Retype the tail of the data exactly, starting at the line containing "Output a JSON" and stopping at the last line.

EXERCISE MATERIAL:
______
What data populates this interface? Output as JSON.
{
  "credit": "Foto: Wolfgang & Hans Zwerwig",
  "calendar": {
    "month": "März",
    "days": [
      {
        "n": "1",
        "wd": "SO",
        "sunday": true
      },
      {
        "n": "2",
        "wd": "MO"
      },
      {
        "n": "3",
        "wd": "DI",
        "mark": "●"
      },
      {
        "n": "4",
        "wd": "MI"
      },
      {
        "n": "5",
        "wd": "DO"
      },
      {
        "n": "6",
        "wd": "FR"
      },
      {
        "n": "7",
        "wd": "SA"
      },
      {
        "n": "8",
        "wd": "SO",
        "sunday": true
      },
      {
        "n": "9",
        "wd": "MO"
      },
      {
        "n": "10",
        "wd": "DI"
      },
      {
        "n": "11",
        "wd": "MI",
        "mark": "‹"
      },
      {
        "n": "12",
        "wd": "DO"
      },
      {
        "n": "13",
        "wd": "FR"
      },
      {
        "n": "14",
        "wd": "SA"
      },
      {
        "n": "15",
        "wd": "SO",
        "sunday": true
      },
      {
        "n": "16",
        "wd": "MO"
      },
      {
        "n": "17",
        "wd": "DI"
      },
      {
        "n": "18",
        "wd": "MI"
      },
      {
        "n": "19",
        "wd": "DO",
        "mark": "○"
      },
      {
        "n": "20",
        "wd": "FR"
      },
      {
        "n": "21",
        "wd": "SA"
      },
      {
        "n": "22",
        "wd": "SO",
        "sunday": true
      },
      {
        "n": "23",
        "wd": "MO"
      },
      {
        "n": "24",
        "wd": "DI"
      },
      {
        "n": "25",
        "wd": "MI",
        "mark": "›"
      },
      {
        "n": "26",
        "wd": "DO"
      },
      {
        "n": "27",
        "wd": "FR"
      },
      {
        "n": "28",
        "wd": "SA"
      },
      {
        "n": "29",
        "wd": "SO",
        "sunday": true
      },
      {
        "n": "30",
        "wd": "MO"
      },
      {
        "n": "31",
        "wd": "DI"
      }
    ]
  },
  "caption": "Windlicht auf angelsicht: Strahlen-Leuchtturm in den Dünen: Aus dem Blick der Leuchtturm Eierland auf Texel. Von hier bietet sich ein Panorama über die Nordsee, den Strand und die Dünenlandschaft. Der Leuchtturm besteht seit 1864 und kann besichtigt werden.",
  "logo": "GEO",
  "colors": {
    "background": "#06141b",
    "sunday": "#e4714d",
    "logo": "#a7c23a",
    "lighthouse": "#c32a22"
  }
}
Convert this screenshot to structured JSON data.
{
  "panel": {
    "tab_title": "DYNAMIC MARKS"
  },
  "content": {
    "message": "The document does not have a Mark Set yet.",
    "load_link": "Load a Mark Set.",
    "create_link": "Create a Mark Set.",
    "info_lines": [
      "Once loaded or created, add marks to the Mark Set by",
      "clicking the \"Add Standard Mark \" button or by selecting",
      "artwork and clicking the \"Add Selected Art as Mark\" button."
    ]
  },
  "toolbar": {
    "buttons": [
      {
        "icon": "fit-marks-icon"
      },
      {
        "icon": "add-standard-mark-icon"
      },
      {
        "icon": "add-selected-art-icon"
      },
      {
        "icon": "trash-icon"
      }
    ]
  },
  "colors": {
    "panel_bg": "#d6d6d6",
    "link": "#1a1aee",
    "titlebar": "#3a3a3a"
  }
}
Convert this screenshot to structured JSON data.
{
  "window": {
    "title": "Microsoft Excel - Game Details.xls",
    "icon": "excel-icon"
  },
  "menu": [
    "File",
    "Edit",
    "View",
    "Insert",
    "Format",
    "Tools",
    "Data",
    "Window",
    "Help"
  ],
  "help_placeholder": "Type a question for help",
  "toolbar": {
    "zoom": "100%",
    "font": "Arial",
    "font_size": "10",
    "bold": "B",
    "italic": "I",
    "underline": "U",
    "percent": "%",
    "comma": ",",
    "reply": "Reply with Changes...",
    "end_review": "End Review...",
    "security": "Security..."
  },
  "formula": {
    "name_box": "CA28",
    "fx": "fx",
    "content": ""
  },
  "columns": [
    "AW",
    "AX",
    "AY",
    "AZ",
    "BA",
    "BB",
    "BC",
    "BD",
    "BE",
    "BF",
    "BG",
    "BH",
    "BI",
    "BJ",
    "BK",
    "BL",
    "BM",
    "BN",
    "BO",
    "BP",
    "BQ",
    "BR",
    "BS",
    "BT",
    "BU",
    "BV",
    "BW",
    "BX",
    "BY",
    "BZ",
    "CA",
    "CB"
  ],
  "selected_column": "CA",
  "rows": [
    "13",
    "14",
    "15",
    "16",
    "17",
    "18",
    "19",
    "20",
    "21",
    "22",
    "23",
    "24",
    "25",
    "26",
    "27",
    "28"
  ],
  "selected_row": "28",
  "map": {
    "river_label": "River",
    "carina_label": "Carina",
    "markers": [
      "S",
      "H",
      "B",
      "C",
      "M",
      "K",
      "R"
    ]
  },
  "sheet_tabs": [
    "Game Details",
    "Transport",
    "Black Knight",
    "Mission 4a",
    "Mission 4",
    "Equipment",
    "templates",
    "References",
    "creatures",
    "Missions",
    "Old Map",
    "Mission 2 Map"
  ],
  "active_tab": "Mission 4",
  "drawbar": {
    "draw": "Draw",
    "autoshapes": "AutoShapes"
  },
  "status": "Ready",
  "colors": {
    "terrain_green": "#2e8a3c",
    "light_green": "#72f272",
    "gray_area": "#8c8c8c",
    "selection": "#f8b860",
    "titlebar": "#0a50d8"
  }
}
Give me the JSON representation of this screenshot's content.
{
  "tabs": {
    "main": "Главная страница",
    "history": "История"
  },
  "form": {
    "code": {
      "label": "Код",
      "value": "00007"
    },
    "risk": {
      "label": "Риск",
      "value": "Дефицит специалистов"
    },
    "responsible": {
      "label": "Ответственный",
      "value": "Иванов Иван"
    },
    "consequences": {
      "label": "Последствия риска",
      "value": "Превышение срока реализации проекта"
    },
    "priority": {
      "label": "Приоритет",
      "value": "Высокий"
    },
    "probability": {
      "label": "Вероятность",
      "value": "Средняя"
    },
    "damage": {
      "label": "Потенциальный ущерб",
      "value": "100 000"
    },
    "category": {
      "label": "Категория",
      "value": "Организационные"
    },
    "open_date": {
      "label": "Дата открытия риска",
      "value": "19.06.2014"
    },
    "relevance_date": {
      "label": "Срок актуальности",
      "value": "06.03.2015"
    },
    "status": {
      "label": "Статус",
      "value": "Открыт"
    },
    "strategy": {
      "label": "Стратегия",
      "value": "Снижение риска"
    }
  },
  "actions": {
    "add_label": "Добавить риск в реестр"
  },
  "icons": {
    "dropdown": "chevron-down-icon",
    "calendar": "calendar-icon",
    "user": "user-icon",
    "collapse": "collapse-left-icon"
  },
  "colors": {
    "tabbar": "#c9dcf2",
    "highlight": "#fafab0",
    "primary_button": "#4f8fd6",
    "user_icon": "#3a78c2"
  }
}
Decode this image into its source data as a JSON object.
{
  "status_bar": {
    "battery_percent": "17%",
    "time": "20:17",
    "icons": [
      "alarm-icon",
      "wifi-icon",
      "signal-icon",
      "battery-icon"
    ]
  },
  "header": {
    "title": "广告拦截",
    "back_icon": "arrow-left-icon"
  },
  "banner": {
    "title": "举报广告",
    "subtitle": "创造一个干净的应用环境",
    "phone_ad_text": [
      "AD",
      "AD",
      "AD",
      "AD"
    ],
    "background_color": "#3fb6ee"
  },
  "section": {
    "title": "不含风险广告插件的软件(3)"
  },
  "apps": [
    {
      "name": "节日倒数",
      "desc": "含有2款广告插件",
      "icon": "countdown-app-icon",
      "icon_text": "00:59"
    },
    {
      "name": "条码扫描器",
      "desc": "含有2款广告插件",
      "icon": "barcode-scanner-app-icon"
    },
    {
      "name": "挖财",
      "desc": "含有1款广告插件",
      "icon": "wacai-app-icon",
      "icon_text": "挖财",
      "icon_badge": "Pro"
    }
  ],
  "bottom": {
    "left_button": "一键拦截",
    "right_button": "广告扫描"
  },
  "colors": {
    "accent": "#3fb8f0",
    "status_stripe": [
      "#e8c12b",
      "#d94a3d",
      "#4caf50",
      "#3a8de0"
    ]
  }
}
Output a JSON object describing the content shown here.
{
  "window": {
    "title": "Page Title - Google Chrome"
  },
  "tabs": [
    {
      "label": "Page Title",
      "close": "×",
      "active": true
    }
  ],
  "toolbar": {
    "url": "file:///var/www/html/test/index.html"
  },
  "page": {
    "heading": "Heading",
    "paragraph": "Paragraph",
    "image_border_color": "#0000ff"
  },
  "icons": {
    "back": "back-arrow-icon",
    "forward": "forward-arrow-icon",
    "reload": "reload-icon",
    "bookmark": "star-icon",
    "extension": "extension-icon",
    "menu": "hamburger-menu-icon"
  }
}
______
WRITTEN RESPONSE:
Output a JSON object describing the content shown here.
{
  "window": {
    "title": "Page Title - Google Chrome"
  },
  "tabs": [
    {
      "label": "Page Title",
      "close": "×",
      "active": true
    }
  ],
  "toolbar": {
    "url": "file:///var/www/html/test/index.html"
  },
  "page": {
    "heading": "Heading",
    "paragraph": "Paragraph",
    "image_border_color": "#0000ff"
  },
  "icons": {
    "back": "back-arrow-icon",
    "forward": "forward-arrow-icon",
    "reload": "reload-icon",
    "bookmark": "star-icon",
    "extension": "extension-icon",
    "menu": "hamburger-menu-icon"
  }
}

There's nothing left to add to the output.